**** DATA SECTION

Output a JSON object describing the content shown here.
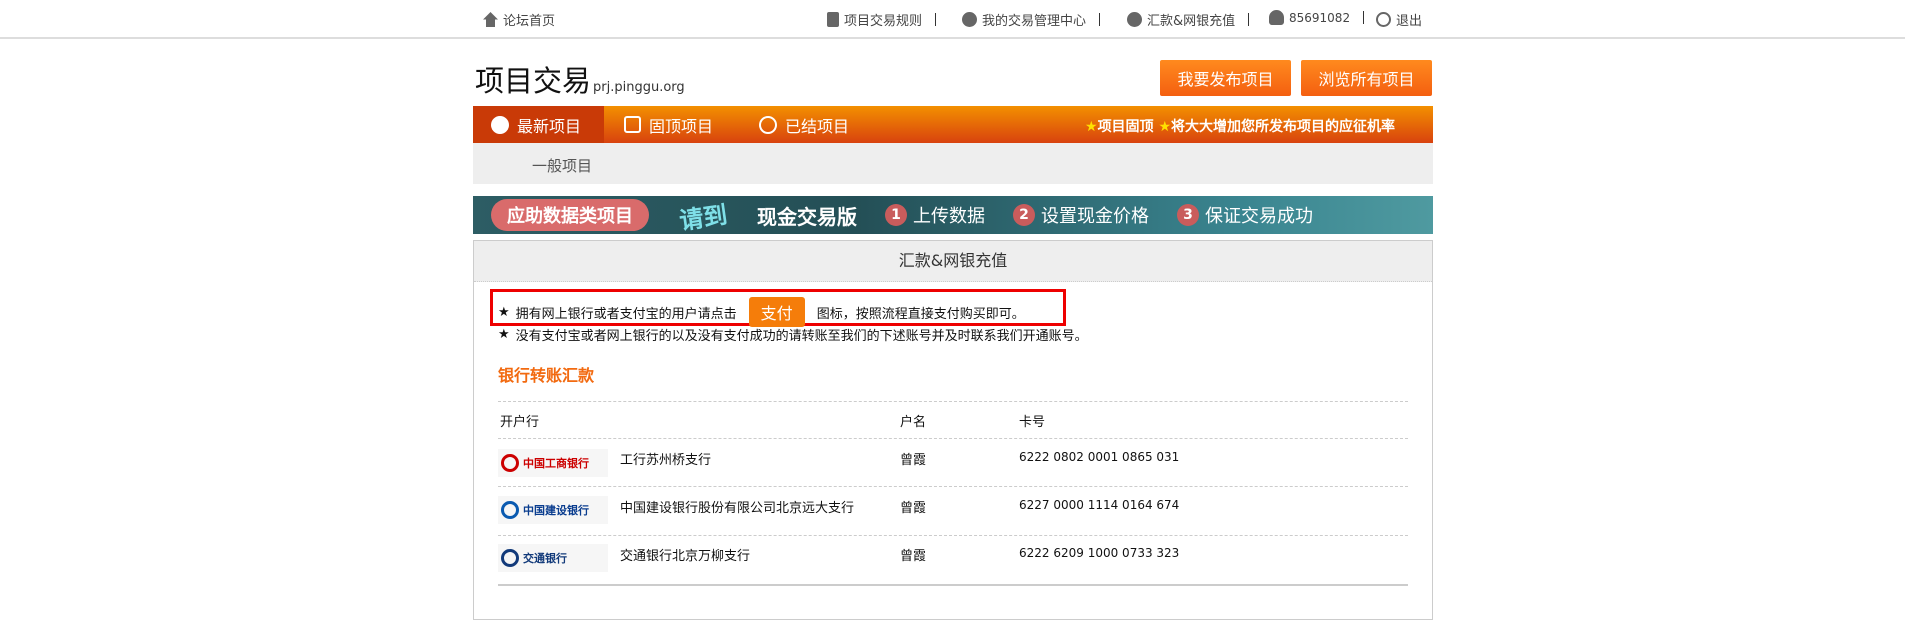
{
  "topbar": {
    "home": "论坛首页",
    "rules": "项目交易规则",
    "manage": "我的交易管理中心",
    "recharge": "汇款&网银充值",
    "user": "85691082",
    "logout": "退出"
  },
  "header": {
    "title": "项目交易",
    "domain": "prj.pinggu.org",
    "publish_btn": "我要发布项目",
    "browse_btn": "浏览所有项目"
  },
  "nav": {
    "tabs": [
      {
        "label": "最新项目"
      },
      {
        "label": "固顶项目"
      },
      {
        "label": "已结项目"
      }
    ],
    "promo_1": "项目固顶",
    "promo_2": "将大大增加您所发布项目的应征机率",
    "sub": "一般项目"
  },
  "banner": {
    "tag": "应助数据类项目",
    "invite": "请到",
    "edition": "现金交易版",
    "steps": [
      "上传数据",
      "设置现金价格",
      "保证交易成功"
    ]
  },
  "panel": {
    "title": "汇款&网银充值",
    "line1_a": "拥有网上银行或者支付宝的用户请点击",
    "pay": "支付",
    "line1_b": "图标，按照流程直接支付购买即可。",
    "line2": "没有支付宝或者网上银行的以及没有支付成功的请转账至我们的下述账号并及时联系我们开通账号。",
    "section": "银行转账汇款",
    "columns": [
      "开户行",
      "户名",
      "卡号"
    ],
    "rows": [
      {
        "logo": "中国工商银行",
        "branch": "工行苏州桥支行",
        "name": "曾霞",
        "card": "6222 0802 0001 0865 031"
      },
      {
        "logo": "中国建设银行",
        "branch": "中国建设银行股份有限公司北京远大支行",
        "name": "曾霞",
        "card": "6227 0000 1114 0164 674"
      },
      {
        "logo": "交通银行",
        "branch": "交通银行北京万柳支行",
        "name": "曾霞",
        "card": "6222 6209 1000 0733 323"
      }
    ]
  },
  "colors": {
    "accent": "#f57d0a",
    "nav_start": "#f39000",
    "nav_end": "#d8420e",
    "highlight": "#ee0000"
  }
}
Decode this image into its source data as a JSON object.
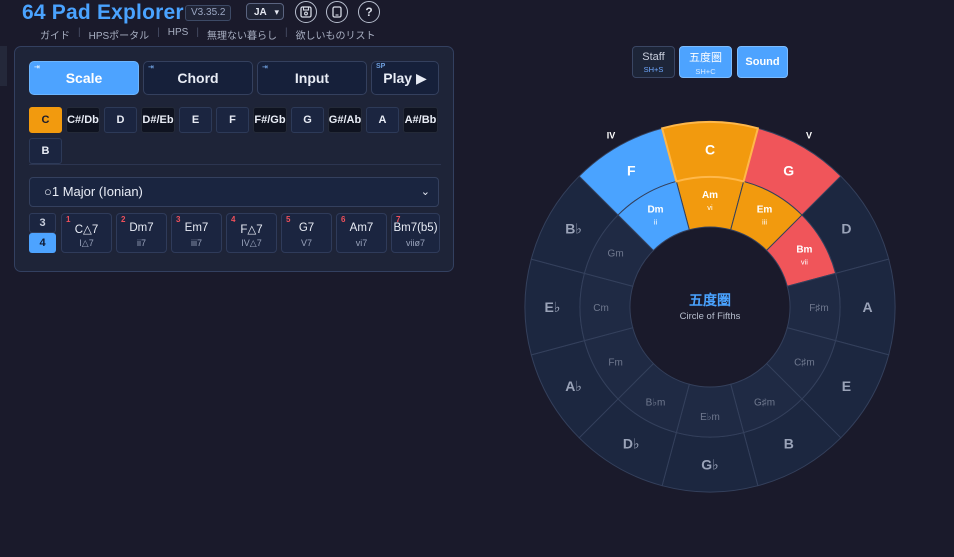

********

WORK TO COMPLETE — In the records above, how many lines contain the string "card"? State that number only.

RESPONSE FOR THIS EXERCISE — 3